Exercise inputs -
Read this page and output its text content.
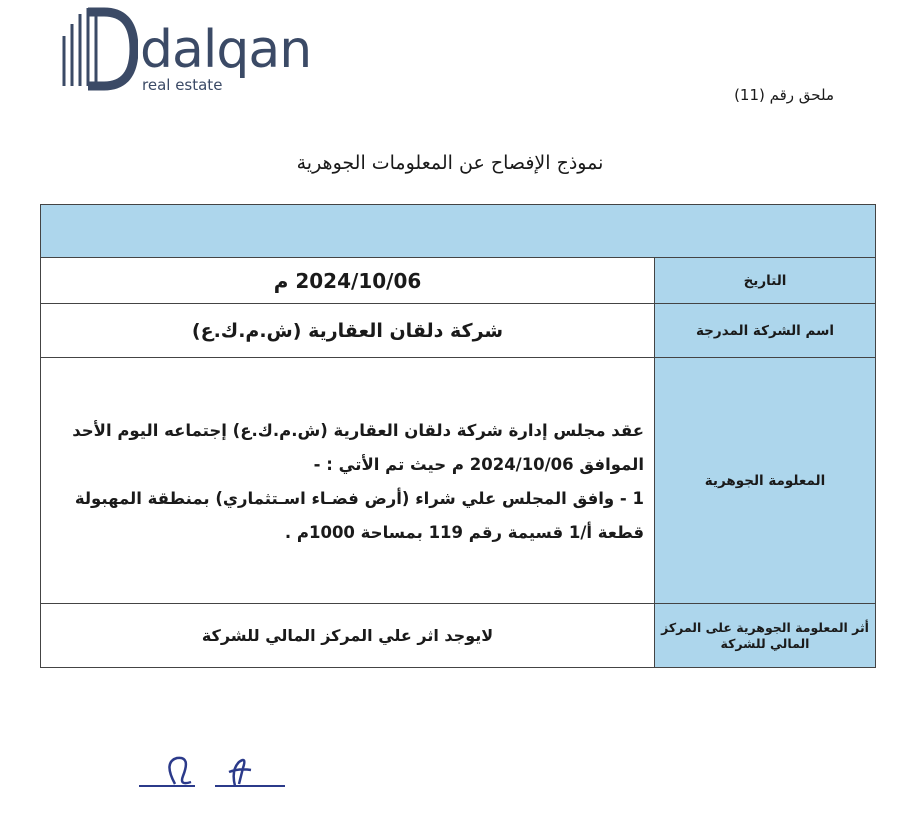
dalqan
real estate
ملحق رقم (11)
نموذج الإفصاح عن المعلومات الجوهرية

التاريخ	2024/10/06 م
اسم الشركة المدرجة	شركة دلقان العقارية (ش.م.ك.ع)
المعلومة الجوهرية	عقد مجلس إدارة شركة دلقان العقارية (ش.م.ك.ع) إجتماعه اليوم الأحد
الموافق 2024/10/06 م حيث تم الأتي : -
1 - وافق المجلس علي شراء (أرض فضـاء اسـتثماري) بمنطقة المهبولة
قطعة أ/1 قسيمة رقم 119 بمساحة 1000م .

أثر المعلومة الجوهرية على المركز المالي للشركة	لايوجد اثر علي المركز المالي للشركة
...
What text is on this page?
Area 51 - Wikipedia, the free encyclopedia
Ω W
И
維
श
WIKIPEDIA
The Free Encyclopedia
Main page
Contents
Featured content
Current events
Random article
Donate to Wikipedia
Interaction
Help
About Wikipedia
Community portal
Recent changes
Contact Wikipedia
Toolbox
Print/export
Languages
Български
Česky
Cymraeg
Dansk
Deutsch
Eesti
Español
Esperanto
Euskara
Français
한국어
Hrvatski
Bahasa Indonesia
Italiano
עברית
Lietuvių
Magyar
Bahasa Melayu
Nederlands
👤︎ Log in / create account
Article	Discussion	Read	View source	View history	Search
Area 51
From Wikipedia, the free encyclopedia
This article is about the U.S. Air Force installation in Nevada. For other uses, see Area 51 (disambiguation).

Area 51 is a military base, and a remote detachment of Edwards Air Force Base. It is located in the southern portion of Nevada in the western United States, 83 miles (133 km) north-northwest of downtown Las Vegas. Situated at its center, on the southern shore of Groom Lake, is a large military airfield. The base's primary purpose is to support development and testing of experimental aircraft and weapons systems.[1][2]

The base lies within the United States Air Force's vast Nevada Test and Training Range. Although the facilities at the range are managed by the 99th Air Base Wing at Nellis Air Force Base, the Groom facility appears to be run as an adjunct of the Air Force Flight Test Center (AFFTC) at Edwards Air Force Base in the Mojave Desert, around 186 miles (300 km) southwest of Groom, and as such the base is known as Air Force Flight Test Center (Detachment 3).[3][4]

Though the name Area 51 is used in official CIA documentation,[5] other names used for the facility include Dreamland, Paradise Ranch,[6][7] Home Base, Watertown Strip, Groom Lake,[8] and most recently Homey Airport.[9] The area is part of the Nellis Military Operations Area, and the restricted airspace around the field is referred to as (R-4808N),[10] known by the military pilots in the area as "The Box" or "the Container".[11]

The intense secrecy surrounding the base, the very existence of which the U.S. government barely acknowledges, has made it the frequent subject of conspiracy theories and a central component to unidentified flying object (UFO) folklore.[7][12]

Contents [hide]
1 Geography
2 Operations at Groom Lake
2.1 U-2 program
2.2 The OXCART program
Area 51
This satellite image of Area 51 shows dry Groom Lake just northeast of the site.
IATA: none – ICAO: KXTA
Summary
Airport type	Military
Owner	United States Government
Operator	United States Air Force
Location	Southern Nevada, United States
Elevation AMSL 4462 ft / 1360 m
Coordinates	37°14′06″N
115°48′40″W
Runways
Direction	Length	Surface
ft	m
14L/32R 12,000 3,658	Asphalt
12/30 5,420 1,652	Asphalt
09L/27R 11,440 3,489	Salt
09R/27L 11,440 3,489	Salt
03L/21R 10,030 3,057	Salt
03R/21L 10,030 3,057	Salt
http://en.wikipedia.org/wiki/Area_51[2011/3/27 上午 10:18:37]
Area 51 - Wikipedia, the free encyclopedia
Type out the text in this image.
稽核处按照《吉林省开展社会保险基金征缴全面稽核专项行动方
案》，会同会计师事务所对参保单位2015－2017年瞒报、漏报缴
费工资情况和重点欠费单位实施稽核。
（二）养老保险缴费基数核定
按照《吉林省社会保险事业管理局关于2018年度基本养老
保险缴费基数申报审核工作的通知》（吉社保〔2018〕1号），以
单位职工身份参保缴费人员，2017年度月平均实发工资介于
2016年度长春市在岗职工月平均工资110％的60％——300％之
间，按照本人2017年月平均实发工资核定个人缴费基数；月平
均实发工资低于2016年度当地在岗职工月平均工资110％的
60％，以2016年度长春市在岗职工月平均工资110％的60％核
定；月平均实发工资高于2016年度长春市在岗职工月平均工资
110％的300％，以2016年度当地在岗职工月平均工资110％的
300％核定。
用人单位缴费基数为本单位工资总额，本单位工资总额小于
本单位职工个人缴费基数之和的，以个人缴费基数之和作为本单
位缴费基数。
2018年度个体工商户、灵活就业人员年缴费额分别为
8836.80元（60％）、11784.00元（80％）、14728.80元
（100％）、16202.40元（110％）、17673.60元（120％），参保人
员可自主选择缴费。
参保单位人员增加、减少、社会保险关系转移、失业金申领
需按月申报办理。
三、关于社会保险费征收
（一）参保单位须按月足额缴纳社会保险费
==
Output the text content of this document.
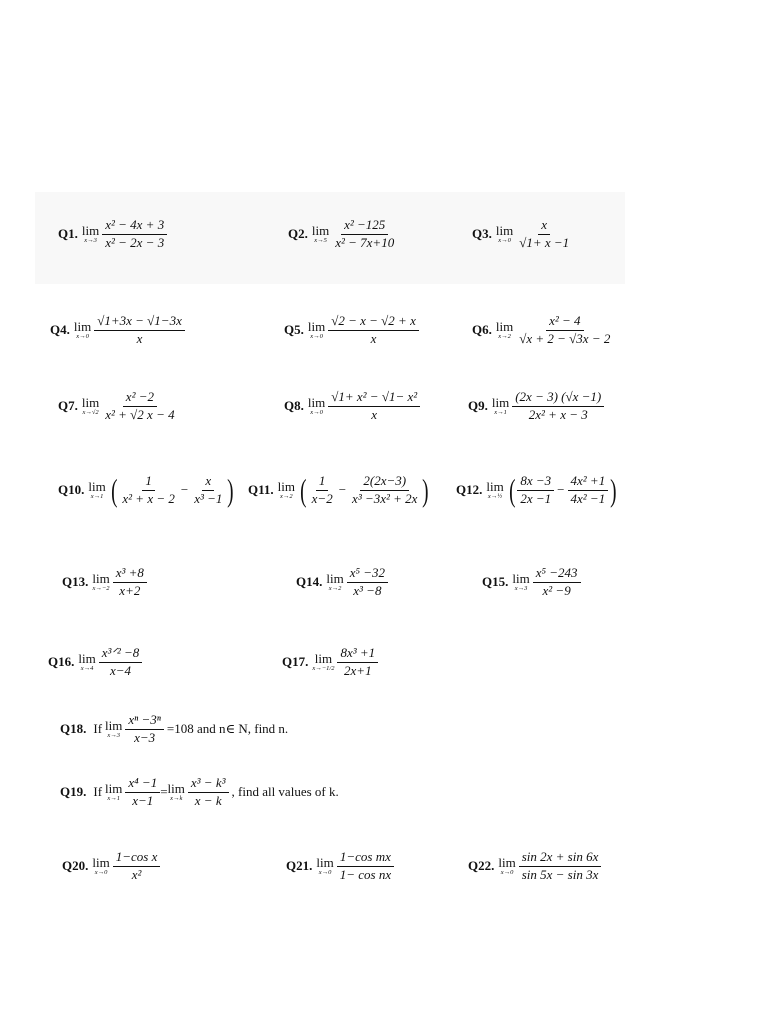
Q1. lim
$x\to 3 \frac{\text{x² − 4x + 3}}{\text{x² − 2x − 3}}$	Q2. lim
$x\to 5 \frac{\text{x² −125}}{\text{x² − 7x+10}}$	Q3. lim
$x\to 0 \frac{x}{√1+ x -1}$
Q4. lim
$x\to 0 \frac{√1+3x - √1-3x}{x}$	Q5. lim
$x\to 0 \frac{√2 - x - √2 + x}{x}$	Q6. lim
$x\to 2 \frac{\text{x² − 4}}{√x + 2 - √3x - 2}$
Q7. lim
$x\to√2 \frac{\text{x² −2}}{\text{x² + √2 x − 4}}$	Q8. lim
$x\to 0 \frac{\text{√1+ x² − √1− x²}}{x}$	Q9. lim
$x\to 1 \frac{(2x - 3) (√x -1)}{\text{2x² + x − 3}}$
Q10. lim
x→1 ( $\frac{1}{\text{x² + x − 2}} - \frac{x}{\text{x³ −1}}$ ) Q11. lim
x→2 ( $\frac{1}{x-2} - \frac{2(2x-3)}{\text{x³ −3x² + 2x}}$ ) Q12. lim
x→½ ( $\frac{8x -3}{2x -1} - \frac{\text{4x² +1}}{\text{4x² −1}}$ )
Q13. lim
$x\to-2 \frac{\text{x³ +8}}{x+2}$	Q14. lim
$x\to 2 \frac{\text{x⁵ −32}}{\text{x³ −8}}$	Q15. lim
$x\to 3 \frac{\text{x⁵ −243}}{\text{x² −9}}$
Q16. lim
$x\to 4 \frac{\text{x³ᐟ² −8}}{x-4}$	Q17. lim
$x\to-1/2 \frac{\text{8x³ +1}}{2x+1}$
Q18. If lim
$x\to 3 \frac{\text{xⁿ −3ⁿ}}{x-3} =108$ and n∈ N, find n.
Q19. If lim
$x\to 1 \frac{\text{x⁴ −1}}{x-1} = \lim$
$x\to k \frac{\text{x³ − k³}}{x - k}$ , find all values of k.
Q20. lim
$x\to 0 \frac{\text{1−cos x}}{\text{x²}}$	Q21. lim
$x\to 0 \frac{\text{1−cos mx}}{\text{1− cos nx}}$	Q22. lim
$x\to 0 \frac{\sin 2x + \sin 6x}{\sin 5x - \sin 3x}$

Written problem - Give the count of lines in the listing that hold the word "page", with no other text.

Result for this exercise - 3